_Problem requirements_: Transcribe all the records exactly and omit any images they hold.
## BEGIN Records for processing
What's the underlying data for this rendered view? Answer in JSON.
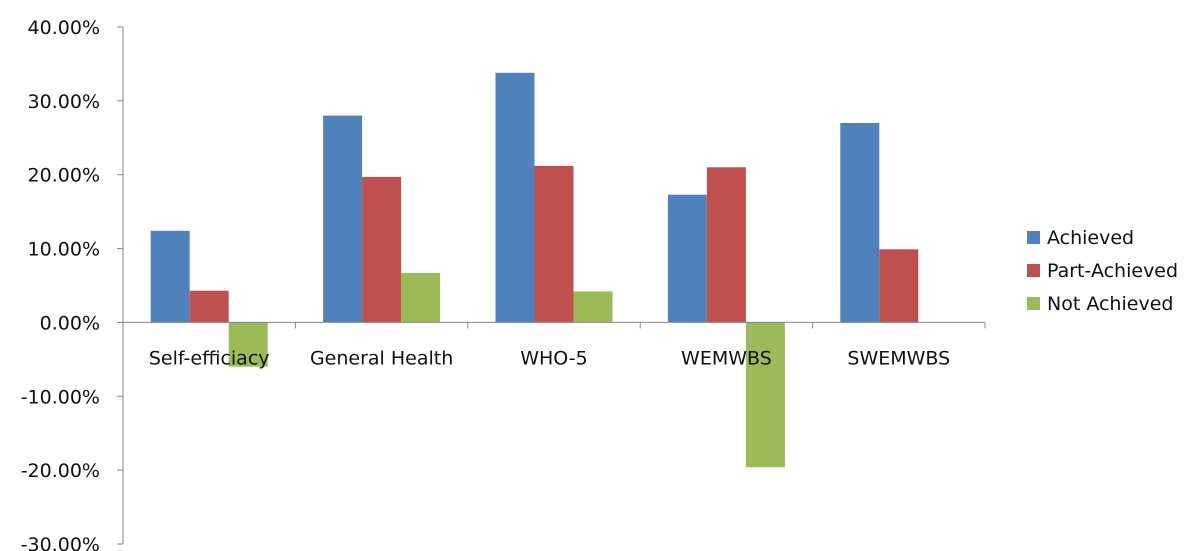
{
  "chart_data": {
    "type": "bar",
    "categories": [
      "Self-efficiacy",
      "General Health",
      "WHO-5",
      "WEMWBS",
      "SWEMWBS"
    ],
    "series": [
      {
        "name": "Achieved",
        "color": "#4F81BD",
        "values": [
          12.4,
          28.0,
          33.8,
          17.3,
          27.0
        ]
      },
      {
        "name": "Part-Achieved",
        "color": "#C0504D",
        "values": [
          4.3,
          19.7,
          21.2,
          21.0,
          9.9
        ]
      },
      {
        "name": "Not Achieved",
        "color": "#9BBB59",
        "values": [
          -6.0,
          6.7,
          4.2,
          -19.6,
          null
        ]
      }
    ],
    "ylim": [
      -30,
      40
    ],
    "yticks": [
      "40.00%",
      "30.00%",
      "20.00%",
      "10.00%",
      "0.00%",
      "-10.00%",
      "-20.00%",
      "-30.00%"
    ],
    "ytick_values": [
      40,
      30,
      20,
      10,
      0,
      -10,
      -20,
      -30
    ],
    "title": "",
    "xlabel": "",
    "ylabel": "",
    "grid": false,
    "legend_position": "right"
  }
}
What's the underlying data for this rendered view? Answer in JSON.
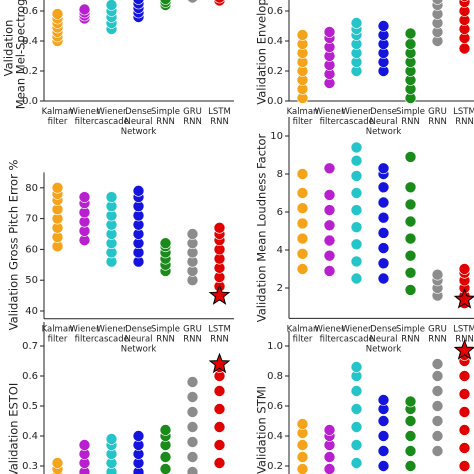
## END Records for processing
_Right answer_:
What's the underlying data for this rendered view? Answer in JSON.
{
  "chart_data": {
    "type": "bar",
    "categories": [
      "Self-efficiacy",
      "General Health",
      "WHO-5",
      "WEMWBS",
      "SWEMWBS"
    ],
    "series": [
      {
        "name": "Achieved",
        "color": "#4F81BD",
        "values": [
          12.4,
          28.0,
          33.8,
          17.3,
          27.0
        ]
      },
      {
        "name": "Part-Achieved",
        "color": "#C0504D",
        "values": [
          4.3,
          19.7,
          21.2,
          21.0,
          9.9
        ]
      },
      {
        "name": "Not Achieved",
        "color": "#9BBB59",
        "values": [
          -6.0,
          6.7,
          4.2,
          -19.6,
          null
        ]
      }
    ],
    "ylim": [
      -30,
      40
    ],
    "yticks": [
      "40.00%",
      "30.00%",
      "20.00%",
      "10.00%",
      "0.00%",
      "-10.00%",
      "-20.00%",
      "-30.00%"
    ],
    "ytick_values": [
      40,
      30,
      20,
      10,
      0,
      -10,
      -20,
      -30
    ],
    "title": "",
    "xlabel": "",
    "ylabel": "",
    "grid": false,
    "legend_position": "right"
  }
}
What's the underlying data for this rendered view? Answer in JSON.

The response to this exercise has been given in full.